The station-house stands close beside the river in a position which for picturesque beauty is quite unique.

From Nurla to Kalatschi the character of the scenery does not alter; the valley still continues to be narrow, and the road keeps to the steep slopes on the right. The deep shade which prevailed in the early morning to a great extent blurred the outlines of the relief. But after the sun had risen and lit up a portion of the right side of the valley, the wild and gigantic surface-forms stood out with great boldness and emphasis ; but down in the bottom it was as cold and clammy as in a cellar. The patches of drift-ice on the river had increased in size. Now they swept in long connected files along the front of the ice anchored to the banks; now they crumbled to pieces upon getting caught in currents of varying velocities; and sometimes they stood still, piled themselves up one upon the other, and swung round in the eddies.

What you need to do:
- A) In the valley passage, where does the road run between Nurla and Kalatschi?
- B) Quote the part of the valley passage that opens with the words containing "From Nurla to" and closes with "in the eddies.".

Given material:
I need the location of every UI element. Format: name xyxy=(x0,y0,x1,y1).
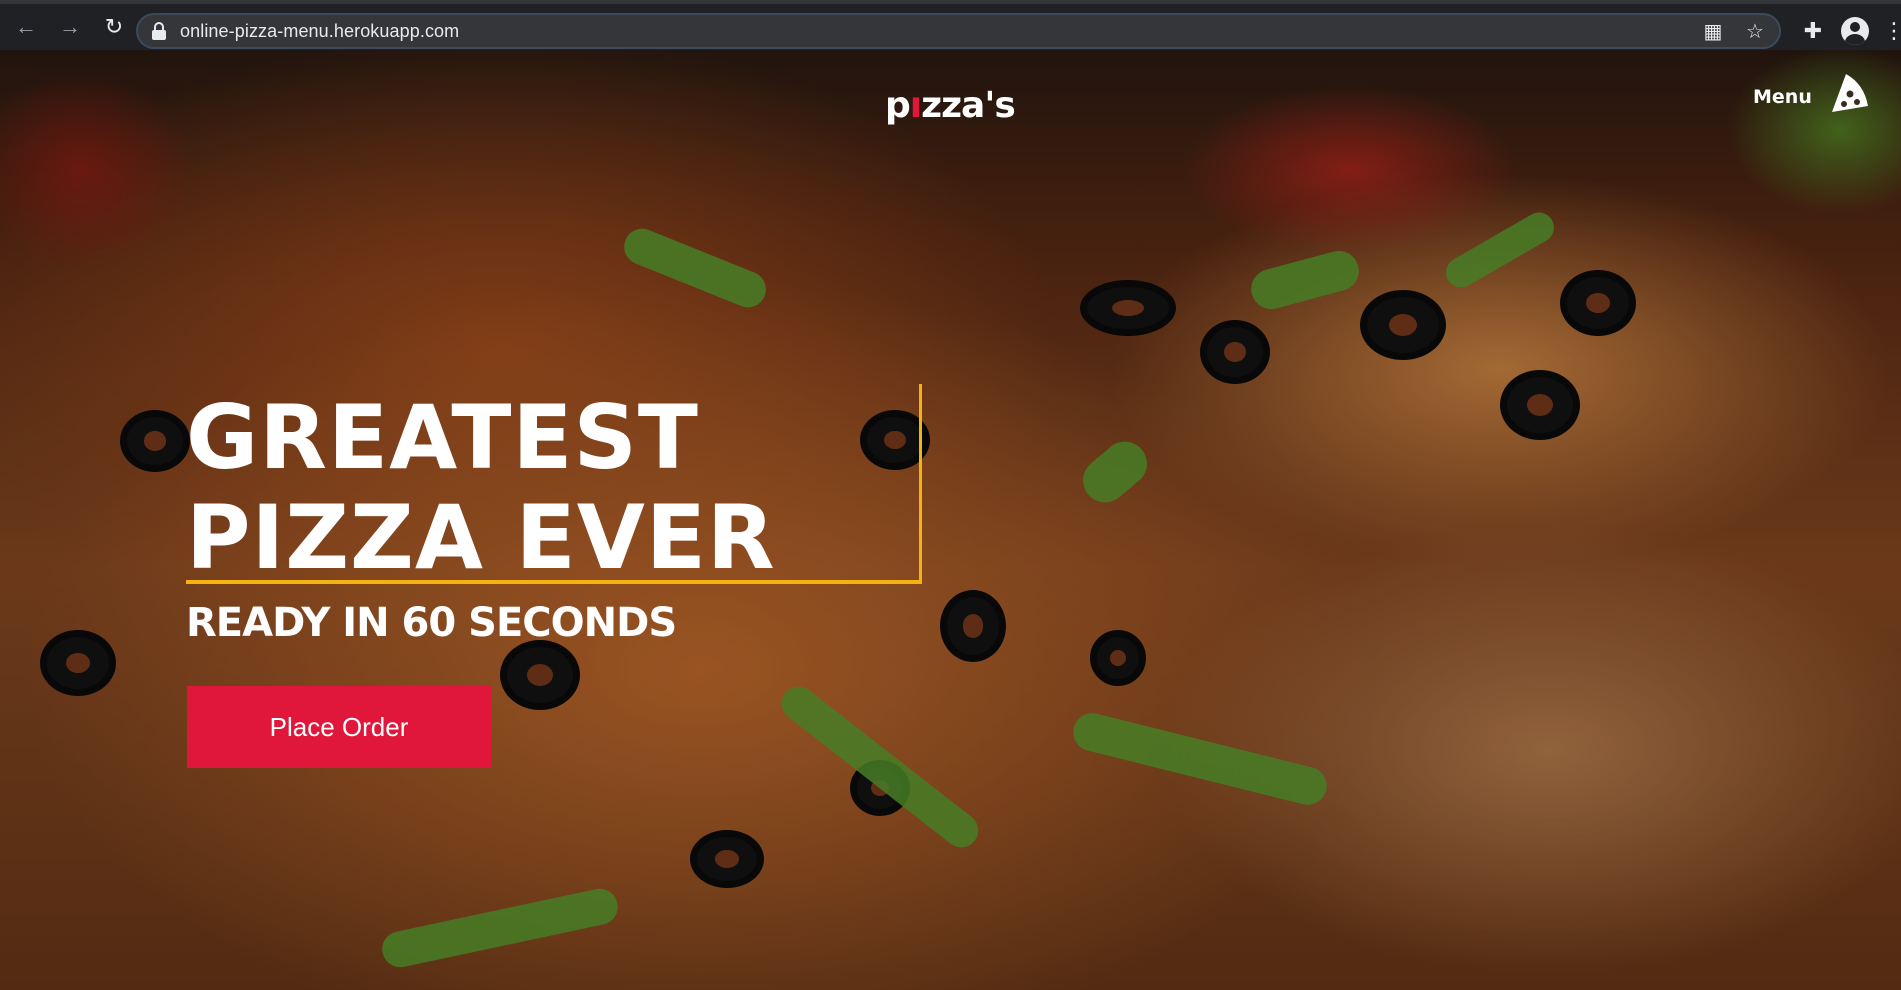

Results for each task:
- A) It keeps to the steep slopes on the right side of the narrow valley.

- B)
From Nurla to Kalatschi the character of the scenery does not alter; the valley still continues to be narrow, and the road keeps to the steep slopes on the right. The deep shade which prevailed in the early morning to a great extent blurred the outlines of the relief. But after the sun had risen and lit up a portion of the right side of the valley, the wild and gigantic surface-forms stood out with great boldness and emphasis ; but down in the bottom it was as cold and clammy as in a cellar. The patches of drift-ice on the river had increased in size. Now they swept in long connected files along the front of the ice anchored to the banks; now they crumbled to pieces upon getting caught in currents of varying velocities; and sometimes they stood still, piled themselves up one upon the other, and swung round in the eddies.